- _Provided entries_:
• • •

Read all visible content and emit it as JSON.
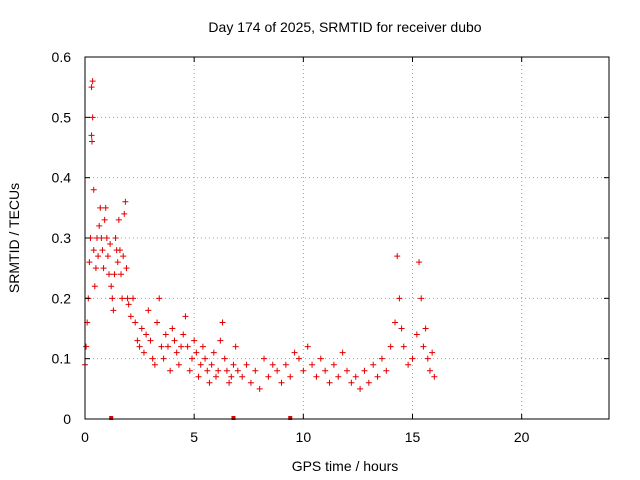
{
  "chart_data": {
    "type": "scatter",
    "title": "Day 174 of 2025, SRMTID for receiver dubo",
    "xlabel": "GPS time / hours",
    "ylabel": "SRMTID / TECUs",
    "xlim": [
      0,
      24
    ],
    "ylim": [
      0,
      0.6
    ],
    "x_ticks": [
      0,
      5,
      10,
      15,
      20
    ],
    "y_ticks": [
      0,
      0.1,
      0.2,
      0.3,
      0.4,
      0.5,
      0.6
    ],
    "x_tick_labels": [
      "0",
      "5",
      "10",
      "15",
      "20"
    ],
    "y_tick_labels": [
      "0",
      "0.1",
      "0.2",
      "0.3",
      "0.4",
      "0.5",
      "0.6"
    ],
    "grid": true,
    "marker": "plus",
    "series_color": "#e00000",
    "data_gap_markers_hours": [
      1.2,
      6.8,
      9.4
    ],
    "series": [
      {
        "name": "SRMTID",
        "x": [
          0.0,
          0.05,
          0.1,
          0.15,
          0.2,
          0.25,
          0.3,
          0.3,
          0.32,
          0.35,
          0.35,
          0.4,
          0.4,
          0.45,
          0.5,
          0.55,
          0.6,
          0.65,
          0.7,
          0.75,
          0.8,
          0.85,
          0.9,
          0.95,
          1.0,
          1.05,
          1.1,
          1.15,
          1.2,
          1.25,
          1.3,
          1.35,
          1.4,
          1.45,
          1.5,
          1.55,
          1.6,
          1.65,
          1.7,
          1.75,
          1.8,
          1.85,
          1.9,
          1.95,
          2.0,
          2.1,
          2.2,
          2.3,
          2.4,
          2.5,
          2.6,
          2.7,
          2.8,
          2.9,
          3.0,
          3.1,
          3.2,
          3.3,
          3.4,
          3.5,
          3.6,
          3.7,
          3.8,
          3.9,
          4.0,
          4.1,
          4.2,
          4.3,
          4.4,
          4.5,
          4.6,
          4.7,
          4.8,
          4.9,
          5.0,
          5.1,
          5.2,
          5.3,
          5.4,
          5.5,
          5.6,
          5.7,
          5.8,
          5.9,
          6.0,
          6.1,
          6.2,
          6.3,
          6.4,
          6.5,
          6.6,
          6.7,
          6.8,
          6.9,
          7.0,
          7.2,
          7.4,
          7.6,
          7.8,
          8.0,
          8.2,
          8.4,
          8.6,
          8.8,
          9.0,
          9.2,
          9.4,
          9.6,
          9.8,
          10.0,
          10.2,
          10.4,
          10.6,
          10.8,
          11.0,
          11.2,
          11.4,
          11.6,
          11.8,
          12.0,
          12.2,
          12.4,
          12.6,
          12.8,
          13.0,
          13.2,
          13.4,
          13.6,
          13.8,
          14.0,
          14.2,
          14.3,
          14.4,
          14.5,
          14.6,
          14.8,
          15.0,
          15.2,
          15.3,
          15.4,
          15.5,
          15.6,
          15.7,
          15.8,
          15.9,
          16.0
        ],
        "y": [
          0.09,
          0.12,
          0.16,
          0.2,
          0.26,
          0.3,
          0.55,
          0.47,
          0.46,
          0.5,
          0.56,
          0.38,
          0.28,
          0.22,
          0.25,
          0.3,
          0.27,
          0.32,
          0.35,
          0.3,
          0.28,
          0.25,
          0.33,
          0.35,
          0.3,
          0.27,
          0.24,
          0.29,
          0.22,
          0.2,
          0.18,
          0.24,
          0.3,
          0.28,
          0.26,
          0.33,
          0.28,
          0.24,
          0.2,
          0.27,
          0.34,
          0.36,
          0.25,
          0.2,
          0.19,
          0.17,
          0.2,
          0.16,
          0.13,
          0.12,
          0.15,
          0.11,
          0.14,
          0.18,
          0.13,
          0.1,
          0.09,
          0.16,
          0.2,
          0.12,
          0.1,
          0.14,
          0.12,
          0.08,
          0.15,
          0.13,
          0.11,
          0.09,
          0.12,
          0.14,
          0.17,
          0.12,
          0.08,
          0.1,
          0.13,
          0.11,
          0.07,
          0.09,
          0.12,
          0.1,
          0.08,
          0.06,
          0.09,
          0.11,
          0.07,
          0.08,
          0.13,
          0.16,
          0.1,
          0.08,
          0.06,
          0.07,
          0.09,
          0.12,
          0.08,
          0.07,
          0.09,
          0.06,
          0.08,
          0.05,
          0.1,
          0.07,
          0.09,
          0.08,
          0.06,
          0.09,
          0.07,
          0.11,
          0.1,
          0.08,
          0.12,
          0.09,
          0.07,
          0.1,
          0.08,
          0.06,
          0.09,
          0.07,
          0.11,
          0.08,
          0.06,
          0.07,
          0.05,
          0.08,
          0.06,
          0.09,
          0.07,
          0.1,
          0.08,
          0.12,
          0.16,
          0.27,
          0.2,
          0.15,
          0.12,
          0.09,
          0.1,
          0.14,
          0.26,
          0.2,
          0.12,
          0.15,
          0.1,
          0.08,
          0.11,
          0.07
        ]
      }
    ]
  }
}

• • •

- _What you need to do_: Filter the records above for "SRMTID" and copy every matching line.

- _Exercise answer_:
    "title": "Day 174 of 2025, SRMTID for receiver dubo",
    "ylabel": "SRMTID / TECUs",
        "name": "SRMTID",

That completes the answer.